#### Document section:
-------------------------

# Need Info..Big Rons Mk1 setup



## corrado_sean2 (Nov 14, 2005)

does anyone happen to know the set up hes exactly running? i know a lot of people use R1 throttle bodies or GSXR ones but just curious. also kevinmcd's set up looked similar i believe. thanks in advance
















looking mainly for what all has to be done to make em work in sync on a vr6. just alil info would help before i dive in. thanks
sean


----------



## Mk2enthusiast (Oct 14, 2001)

*Re: Need Info..Big Rons Mk1 setup (corrado_sean2)*

okay, not to be a dick, but a search for "vr6 itb" had 53 results.
here was a good discussion with lots of info from the past...
http://forums.vwvortex.com/zerothread?id=1518433


----------



## Svedka (Jul 4, 2008)

*Re: Need Info..Big Rons Mk1 setup (Mk2enthusiast)*

I can say they are NOT bike carbs or bike ITB's it is a bolt together kit with a custom manifold.
try this http://forums.vwvortex.com/zerosearch


----------



## vr666gli (Apr 23, 2006)

-------------------------

#### Instruction 1:
Duplicate the stretch of the throttle body thread from "I can say they" through "(Apr 23, 2006)", word for word.
#### Instruction 2:
Pick up the throttle body thread where it stops and carry it on.

Stored items
-------------------------

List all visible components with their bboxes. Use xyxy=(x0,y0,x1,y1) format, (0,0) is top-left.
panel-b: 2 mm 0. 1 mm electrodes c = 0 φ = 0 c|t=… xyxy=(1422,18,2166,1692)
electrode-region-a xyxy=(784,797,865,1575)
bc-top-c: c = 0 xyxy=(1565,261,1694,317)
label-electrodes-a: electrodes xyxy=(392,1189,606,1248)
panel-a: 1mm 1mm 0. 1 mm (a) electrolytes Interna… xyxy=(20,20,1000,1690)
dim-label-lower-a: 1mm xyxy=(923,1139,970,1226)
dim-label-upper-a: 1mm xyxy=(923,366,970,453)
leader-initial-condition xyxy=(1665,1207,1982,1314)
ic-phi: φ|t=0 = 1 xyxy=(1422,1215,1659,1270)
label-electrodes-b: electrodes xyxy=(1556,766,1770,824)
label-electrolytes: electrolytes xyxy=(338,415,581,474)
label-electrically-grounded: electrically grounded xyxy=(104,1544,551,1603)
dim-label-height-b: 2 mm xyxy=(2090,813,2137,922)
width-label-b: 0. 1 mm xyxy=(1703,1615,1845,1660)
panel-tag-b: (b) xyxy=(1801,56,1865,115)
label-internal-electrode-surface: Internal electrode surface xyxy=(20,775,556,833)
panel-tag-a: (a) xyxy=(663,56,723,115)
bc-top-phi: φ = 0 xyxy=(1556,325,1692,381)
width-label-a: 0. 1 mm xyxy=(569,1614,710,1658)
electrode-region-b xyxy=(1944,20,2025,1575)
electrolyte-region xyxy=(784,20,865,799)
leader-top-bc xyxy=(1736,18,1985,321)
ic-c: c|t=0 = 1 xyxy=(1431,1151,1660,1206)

-------------------------

#### Task response 1:
I can say they are NOT bike carbs or bike ITB's it is a bolt together kit with a custom manifold.
try this http://forums.vwvortex.com/zerosearch


----------



## vr666gli (Apr 23, 2006)

#### Task response 2:
*Re: Need Info..Big Rons Mk1 setup (Svedka)*

i know bildon sells a pretty nice setup for vr's http://****************.com/smile/emthup.gif


----------



## need_a_VR6 (May 19, 1999)

*Re: Need Info..Big Rons Mk1 setup (vr666gli)*

They look like Jenvey's.


----------



## corrado_sean2 (Nov 14, 2005)

*Re: Need Info..Big Rons Mk1 setup (need_a_VR6)*

dang, search freaks in the ITB forum too? 
must not have search good when i did cuz i was getting mainly 8v and what not. so sorry


----------



## frechem (Oct 19, 2002)

*Re: Need Info..Big Rons Mk1 setup (corrado_sean2)*

I'll see if it says anything in the PVW's about them for either one of his cars.


----------



## corrado_sean2 (Nov 14, 2005)

*Re: Need Info..Big Rons Mk1 setup (frechem)*

thanks man. im not sure if i have those issues or id look. which jenveys do most people use on a vr? i see a lot on their site


----------



## frechem (Oct 19, 2002)

*Re: Need Info..Big Rons Mk1 setup (corrado_sean2)*

OK it says, "Jenvey 40mm ITBs on home-made inlet manifold, custom trumpets, K&N filters" out of the Jan 2007 PVW. I hope that helps. http://****************.com/smile/emthup.gif


----------



## frechem (Oct 19, 2002)

*Re: Need Info..Big Rons Mk1 setup (frechem)*

And an updated pic for good measure.


----------



## corrado_sean2 (Nov 14, 2005)

*Re: Need Info..Big Rons Mk1 setup (frechem)*

awesome! thanks man.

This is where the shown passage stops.